** SHORT EXERCISE **
Copy out each line of the listing that has the word "level" in it.

Records about charts and figures:
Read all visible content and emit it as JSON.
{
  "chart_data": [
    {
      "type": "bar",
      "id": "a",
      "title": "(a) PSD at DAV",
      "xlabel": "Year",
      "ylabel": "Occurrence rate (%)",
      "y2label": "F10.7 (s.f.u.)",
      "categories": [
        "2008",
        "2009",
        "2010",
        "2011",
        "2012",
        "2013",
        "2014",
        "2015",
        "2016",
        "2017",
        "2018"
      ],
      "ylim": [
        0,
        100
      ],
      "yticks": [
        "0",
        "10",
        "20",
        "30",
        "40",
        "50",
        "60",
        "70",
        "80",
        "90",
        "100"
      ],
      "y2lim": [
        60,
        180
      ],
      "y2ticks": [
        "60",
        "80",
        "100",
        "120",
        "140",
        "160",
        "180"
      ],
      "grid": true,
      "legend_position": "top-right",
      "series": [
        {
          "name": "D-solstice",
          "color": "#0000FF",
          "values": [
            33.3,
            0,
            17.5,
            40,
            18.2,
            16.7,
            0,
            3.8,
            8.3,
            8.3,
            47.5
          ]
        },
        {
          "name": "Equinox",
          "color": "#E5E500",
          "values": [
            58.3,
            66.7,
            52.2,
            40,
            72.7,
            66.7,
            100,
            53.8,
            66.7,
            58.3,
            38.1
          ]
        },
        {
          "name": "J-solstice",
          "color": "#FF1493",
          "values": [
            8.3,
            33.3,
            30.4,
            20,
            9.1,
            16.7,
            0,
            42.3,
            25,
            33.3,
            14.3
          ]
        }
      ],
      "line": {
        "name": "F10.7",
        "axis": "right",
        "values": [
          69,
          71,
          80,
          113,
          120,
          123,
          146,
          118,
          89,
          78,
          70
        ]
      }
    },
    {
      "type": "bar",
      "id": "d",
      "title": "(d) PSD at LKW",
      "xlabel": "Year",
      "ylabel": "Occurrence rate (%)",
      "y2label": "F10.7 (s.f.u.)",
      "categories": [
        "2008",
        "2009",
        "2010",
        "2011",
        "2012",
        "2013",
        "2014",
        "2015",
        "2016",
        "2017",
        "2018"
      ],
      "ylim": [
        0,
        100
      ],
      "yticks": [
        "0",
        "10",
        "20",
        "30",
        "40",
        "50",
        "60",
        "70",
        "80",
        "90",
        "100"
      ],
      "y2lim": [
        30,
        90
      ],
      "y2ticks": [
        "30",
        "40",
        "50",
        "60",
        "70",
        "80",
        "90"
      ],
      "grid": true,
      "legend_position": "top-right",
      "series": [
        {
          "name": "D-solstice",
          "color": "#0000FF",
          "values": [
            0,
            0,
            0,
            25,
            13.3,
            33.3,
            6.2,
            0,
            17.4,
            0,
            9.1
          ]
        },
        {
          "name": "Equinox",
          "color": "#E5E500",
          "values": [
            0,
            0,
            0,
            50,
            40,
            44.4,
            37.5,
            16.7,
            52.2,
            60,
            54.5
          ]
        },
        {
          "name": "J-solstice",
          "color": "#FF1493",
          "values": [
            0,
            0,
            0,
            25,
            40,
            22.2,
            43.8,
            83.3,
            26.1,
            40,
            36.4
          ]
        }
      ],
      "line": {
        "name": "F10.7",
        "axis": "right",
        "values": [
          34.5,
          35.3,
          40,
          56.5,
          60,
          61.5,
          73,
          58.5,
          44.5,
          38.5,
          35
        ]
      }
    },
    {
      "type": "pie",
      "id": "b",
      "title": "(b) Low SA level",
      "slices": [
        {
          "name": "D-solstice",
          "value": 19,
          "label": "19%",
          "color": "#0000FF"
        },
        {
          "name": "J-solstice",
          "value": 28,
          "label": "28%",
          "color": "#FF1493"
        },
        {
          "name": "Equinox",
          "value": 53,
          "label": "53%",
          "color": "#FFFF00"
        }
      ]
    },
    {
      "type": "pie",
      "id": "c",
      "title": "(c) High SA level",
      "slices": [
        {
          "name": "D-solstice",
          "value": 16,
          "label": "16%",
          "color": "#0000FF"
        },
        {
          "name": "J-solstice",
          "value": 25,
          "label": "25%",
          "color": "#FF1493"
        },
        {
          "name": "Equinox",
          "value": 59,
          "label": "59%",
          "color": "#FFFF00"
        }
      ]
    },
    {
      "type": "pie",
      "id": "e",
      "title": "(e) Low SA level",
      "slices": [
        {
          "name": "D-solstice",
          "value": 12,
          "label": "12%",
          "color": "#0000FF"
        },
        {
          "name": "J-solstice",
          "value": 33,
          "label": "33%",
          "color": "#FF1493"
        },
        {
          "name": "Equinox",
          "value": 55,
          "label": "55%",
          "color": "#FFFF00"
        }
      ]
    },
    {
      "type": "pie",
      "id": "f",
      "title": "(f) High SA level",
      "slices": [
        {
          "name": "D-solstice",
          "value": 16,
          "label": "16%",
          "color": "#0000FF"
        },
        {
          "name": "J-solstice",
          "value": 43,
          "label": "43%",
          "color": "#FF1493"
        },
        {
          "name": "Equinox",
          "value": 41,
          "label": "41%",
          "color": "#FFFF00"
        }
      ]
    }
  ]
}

** SOLUTION TO THIS TASK **
      "title": "(b) Low SA level",
      "title": "(c) High SA level",
      "title": "(e) Low SA level",
      "title": "(f) High SA level",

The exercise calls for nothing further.